[PASSAGE FOURNI]:
##############################
Le Code de la consommation contient beaucoup de dispositions protectrices des consommateurs, mais il les limite aux personnes physiques agissant à des fins qui n’entrent pas dans le cadre de leur activité commerciale, industrielle, artisanale ou libérale. A titre d’exemple, les professionnels ne peuvent bénéficier de l’obligation générale d’information précontractuelle (Art. L.111-1 du Code de la consommation), de la protection particulière en cas de contrats conclus à distance (Art. L.121-19 à L.121-19-4 du Code de la consommation), de celle contre le démarchage téléphonique (Art. L.121-20 et L.121-34 du Code de la consommation) ou encore de la garantie de conformité (Art. L.211-4 du Code de la consommation).
Toutefois, certains textes de ce code sont étendus aux professionnels, à certaines conditions très strictes.

B- Les dispositions applicables en cas de rapport indirect avec l’activité professionnelle.
##############################
[DONNÉES SOURCES]:
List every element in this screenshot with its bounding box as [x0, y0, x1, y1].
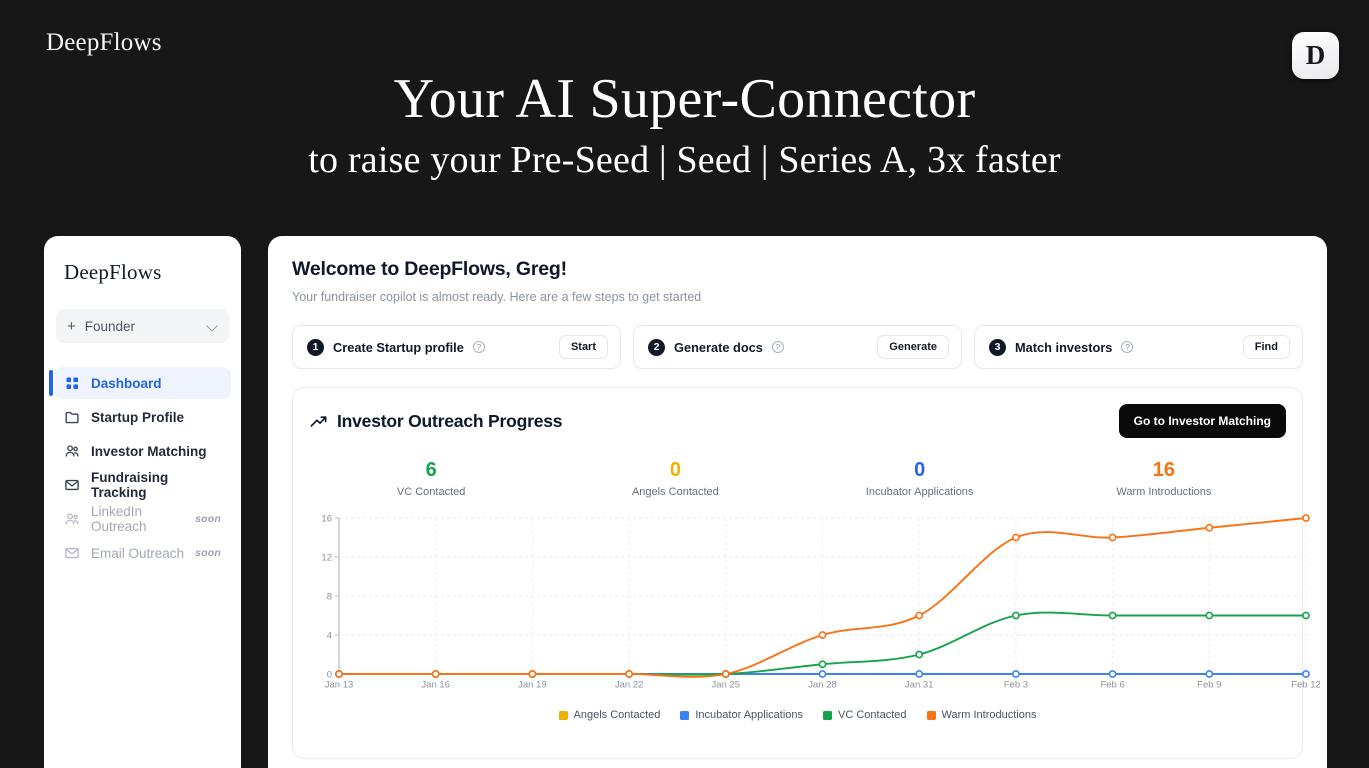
##############################
[EXERCICE A]:
D'après le passage sur le Code de la consommation, pourquoi les professionnels ne peuvent-ils pas bénéficier de la garantie de conformité ? Répondez en une à trois phrases.
[EXERCICE B]:
Reproduisez le passage sur le Code de la consommation entre « Le Code de la » et « conditions très strictes. », ces deux segments compris.
Les données proviennent d'une autre source que le passage.

[RÉPONSE FINALE A]:
Le Code de la consommation réserve ses dispositions protectrices aux personnes physiques qui agissent à des fins étrangères à leur activité commerciale, industrielle, artisanale ou libérale. Les professionnels, qui ne remplissent pas cette condition, sont donc exclus de la garantie de conformité prévue à l'article L.211-4.

[RÉPONSE FINALE B]:
Le Code de la consommation contient beaucoup de dispositions protectrices des consommateurs, mais il les limite aux personnes physiques agissant à des fins qui n’entrent pas dans le cadre de leur activité commerciale, industrielle, artisanale ou libérale. A titre d’exemple, les professionnels ne peuvent bénéficier de l’obligation générale d’information précontractuelle (Art. L.111-1 du Code de la consommation), de la protection particulière en cas de contrats conclus à distance (Art. L.121-19 à L.121-19-4 du Code de la consommation), de celle contre le démarchage téléphonique (Art. L.121-20 et L.121-34 du Code de la consommation) ou encore de la garantie de conformité (Art. L.211-4 du Code de la consommation).
Toutefois, certains textes de ce code sont étendus aux professionnels, à certaines conditions très strictes.